— Given problem —
Render the material as a Markdown table with two columns, Row and Line, putting each line in its own numbered row and leaving out blank lines.

────

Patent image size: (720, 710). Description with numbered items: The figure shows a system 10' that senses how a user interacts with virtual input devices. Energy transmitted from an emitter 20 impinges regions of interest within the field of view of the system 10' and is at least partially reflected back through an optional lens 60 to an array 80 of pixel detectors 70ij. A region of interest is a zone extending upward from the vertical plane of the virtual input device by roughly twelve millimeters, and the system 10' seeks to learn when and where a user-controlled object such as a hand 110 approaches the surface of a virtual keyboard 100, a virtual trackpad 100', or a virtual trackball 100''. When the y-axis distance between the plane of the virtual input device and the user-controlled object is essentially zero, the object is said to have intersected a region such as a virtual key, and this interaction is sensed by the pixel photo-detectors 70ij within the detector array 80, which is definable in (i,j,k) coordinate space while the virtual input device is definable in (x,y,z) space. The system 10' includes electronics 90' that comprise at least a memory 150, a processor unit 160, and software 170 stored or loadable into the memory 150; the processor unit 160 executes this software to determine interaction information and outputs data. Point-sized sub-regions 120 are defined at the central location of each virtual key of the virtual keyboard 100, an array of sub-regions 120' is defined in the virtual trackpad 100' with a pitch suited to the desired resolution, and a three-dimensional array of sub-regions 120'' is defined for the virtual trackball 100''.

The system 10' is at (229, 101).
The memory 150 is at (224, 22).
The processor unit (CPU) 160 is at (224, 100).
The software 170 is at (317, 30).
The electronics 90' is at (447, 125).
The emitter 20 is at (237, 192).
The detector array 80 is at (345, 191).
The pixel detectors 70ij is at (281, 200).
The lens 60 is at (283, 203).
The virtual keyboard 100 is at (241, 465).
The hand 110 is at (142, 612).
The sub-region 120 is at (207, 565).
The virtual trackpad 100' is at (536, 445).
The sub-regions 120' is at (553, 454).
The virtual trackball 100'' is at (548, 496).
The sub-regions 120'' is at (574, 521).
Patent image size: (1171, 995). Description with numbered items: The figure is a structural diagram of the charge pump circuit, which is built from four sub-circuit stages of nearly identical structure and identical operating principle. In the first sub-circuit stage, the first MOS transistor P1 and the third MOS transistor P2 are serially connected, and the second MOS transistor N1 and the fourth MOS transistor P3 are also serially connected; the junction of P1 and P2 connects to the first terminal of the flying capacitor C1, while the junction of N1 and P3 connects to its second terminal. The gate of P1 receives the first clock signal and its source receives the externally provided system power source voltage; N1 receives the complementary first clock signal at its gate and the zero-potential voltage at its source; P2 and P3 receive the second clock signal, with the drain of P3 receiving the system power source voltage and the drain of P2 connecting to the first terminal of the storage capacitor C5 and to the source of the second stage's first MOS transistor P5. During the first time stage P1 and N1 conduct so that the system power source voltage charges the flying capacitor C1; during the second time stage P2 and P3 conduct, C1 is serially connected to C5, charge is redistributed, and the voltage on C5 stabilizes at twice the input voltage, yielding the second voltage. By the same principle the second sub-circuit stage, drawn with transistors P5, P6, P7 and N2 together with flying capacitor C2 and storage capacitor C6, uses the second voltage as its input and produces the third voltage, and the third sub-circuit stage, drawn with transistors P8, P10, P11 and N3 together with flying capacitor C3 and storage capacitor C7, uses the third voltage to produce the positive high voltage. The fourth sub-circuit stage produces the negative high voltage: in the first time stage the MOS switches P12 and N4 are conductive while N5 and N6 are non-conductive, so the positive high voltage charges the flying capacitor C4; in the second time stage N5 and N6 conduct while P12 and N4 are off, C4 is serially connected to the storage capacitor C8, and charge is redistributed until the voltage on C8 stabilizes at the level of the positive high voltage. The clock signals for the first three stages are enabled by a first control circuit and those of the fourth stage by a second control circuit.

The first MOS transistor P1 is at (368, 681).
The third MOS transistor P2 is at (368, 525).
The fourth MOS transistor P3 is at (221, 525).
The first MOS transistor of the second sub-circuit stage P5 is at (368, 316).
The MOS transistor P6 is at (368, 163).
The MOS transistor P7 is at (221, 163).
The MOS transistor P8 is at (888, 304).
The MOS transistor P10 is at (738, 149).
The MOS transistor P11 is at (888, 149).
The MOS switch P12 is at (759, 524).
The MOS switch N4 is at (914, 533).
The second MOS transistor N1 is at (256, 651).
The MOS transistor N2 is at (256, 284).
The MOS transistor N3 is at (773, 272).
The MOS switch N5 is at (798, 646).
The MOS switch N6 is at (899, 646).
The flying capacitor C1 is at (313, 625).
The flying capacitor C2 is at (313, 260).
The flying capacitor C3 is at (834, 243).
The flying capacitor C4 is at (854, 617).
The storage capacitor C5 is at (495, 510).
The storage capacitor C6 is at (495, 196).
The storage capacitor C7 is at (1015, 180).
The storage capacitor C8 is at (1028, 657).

────

— Task result —
| Row | Line |
|---|---|
| 1 | Patent image size: (720, 710). Description with numbered items: The figure shows a system 10' that senses how a user interacts with virtual input devices. Energy transmitted from an emitter 20 impinges regions of interest within the field of view of the system 10' and is at least partially reflected back through an optional lens 60 to an array 80 of pixel detectors 70ij. A region of interest is a zone extending upward from the vertical plane of the virtual input device by roughly twelve millimeters, and the system 10' seeks to learn when and where a user-controlled object such as a hand 110 approaches the surface of a virtual keyboard 100, a virtual trackpad 100', or a virtual trackball 100''. When the y-axis distance between the plane of the virtual input device and the user-controlled object is essentially zero, the object is said to have intersected a region such as a virtual key, and this interaction is sensed by the pixel photo-detectors 70ij within the detector array 80, which is definable in (i,j,k) coordinate space while the virtual input device is definable in (x,y,z) space. The system 10' includes electronics 90' that comprise at least a memory 150, a processor unit 160, and software 170 stored or loadable into the memory 150; the processor unit 160 executes this software to determine interaction information and outputs data. Point-sized sub-regions 120 are defined at the central location of each virtual key of the virtual keyboard 100, an array of sub-regions 120' is defined in the virtual trackpad 100' with a pitch suited to the desired resolution, and a three-dimensional array of sub-regions 120'' is defined for the virtual trackball 100''. |
| 2 | The system 10' is at (229, 101). |
| 3 | The memory 150 is at (224, 22). |
| 4 | The processor unit (CPU) 160 is at (224, 100). |
| 5 | The software 170 is at (317, 30). |
| 6 | The electronics 90' is at (447, 125). |
| 7 | The emitter 20 is at (237, 192). |
| 8 | The detector array 80 is at (345, 191). |
| 9 | The pixel detectors 70ij is at (281, 200). |
| 10 | The lens 60 is at (283, 203). |
| 11 | The virtual keyboard 100 is at (241, 465). |
| 12 | The hand 110 is at (142, 612). |
| 13 | The sub-region 120 is at (207, 565). |
| 14 | The virtual trackpad 100' is at (536, 445). |
| 15 | The sub-regions 120' is at (553, 454). |
| 16 | The virtual trackball 100'' is at (548, 496). |
| 17 | The sub-regions 120'' is at (574, 521). |
| 18 | Patent image size: (1171, 995). Description with numbered items: The figure is a structural diagram of the charge pump circuit, which is built from four sub-circuit stages of nearly identical structure and identical operating principle. In the first sub-circuit stage, the first MOS transistor P1 and the third MOS transistor P2 are serially connected, and the second MOS transistor N1 and the fourth MOS transistor P3 are also serially connected; the junction of P1 and P2 connects to the first terminal of the flying capacitor C1, while the junction of N1 and P3 connects to its second terminal. The gate of P1 receives the first clock signal and its source receives the externally provided system power source voltage; N1 receives the complementary first clock signal at its gate and the zero-potential voltage at its source; P2 and P3 receive the second clock signal, with the drain of P3 receiving the system power source voltage and the drain of P2 connecting to the first terminal of the storage capacitor C5 and to the source of the second stage's first MOS transistor P5. During the first time stage P1 and N1 conduct so that the system power source voltage charges the flying capacitor C1; during the second time stage P2 and P3 conduct, C1 is serially connected to C5, charge is redistributed, and the voltage on C5 stabilizes at twice the input voltage, yielding the second voltage. By the same principle the second sub-circuit stage, drawn with transistors P5, P6, P7 and N2 together with flying capacitor C2 and storage capacitor C6, uses the second voltage as its input and produces the third voltage, and the third sub-circuit stage, drawn with transistors P8, P10, P11 and N3 together with flying capacitor C3 and storage capacitor C7, uses the third voltage to produce the positive high voltage. The fourth sub-circuit stage produces the negative high voltage: in the first time stage the MOS switches P12 and N4 are conductive while N5 and N6 are non-conductive, so the positive high voltage charges the flying capacitor C4; in the second time stage N5 and N6 conduct while P12 and N4 are off, C4 is serially connected to the storage capacitor C8, and charge is redistributed until the voltage on C8 stabilizes at the level of the positive high voltage. The clock signals for the first three stages are enabled by a first control circuit and those of the fourth stage by a second control circuit. |
| 19 | The first MOS transistor P1 is at (368, 681). |
| 20 | The third MOS transistor P2 is at (368, 525). |
| 21 | The fourth MOS transistor P3 is at (221, 525). |
| 22 | The first MOS transistor of the second sub-circuit stage P5 is at (368, 316). |
| 23 | The MOS transistor P6 is at (368, 163). |
| 24 | The MOS transistor P7 is at (221, 163). |
| 25 | The MOS transistor P8 is at (888, 304). |
| 26 | The MOS transistor P10 is at (738, 149). |
| 27 | The MOS transistor P11 is at (888, 149). |
| 28 | The MOS switch P12 is at (759, 524). |
| 29 | The MOS switch N4 is at (914, 533). |
| 30 | The second MOS transistor N1 is at (256, 651). |
| 31 | The MOS transistor N2 is at (256, 284). |
| 32 | The MOS transistor N3 is at (773, 272). |
| 33 | The MOS switch N5 is at (798, 646). |
| 34 | The MOS switch N6 is at (899, 646). |
| 35 | The flying capacitor C1 is at (313, 625). |
| 36 | The flying capacitor C2 is at (313, 260). |
| 37 | The flying capacitor C3 is at (834, 243). |
| 38 | The flying capacitor C4 is at (854, 617). |
| 39 | The storage capacitor C5 is at (495, 510). |
| 40 | The storage capacitor C6 is at (495, 196). |
| 41 | The storage capacitor C7 is at (1015, 180). |
| 42 | The storage capacitor C8 is at (1028, 657). |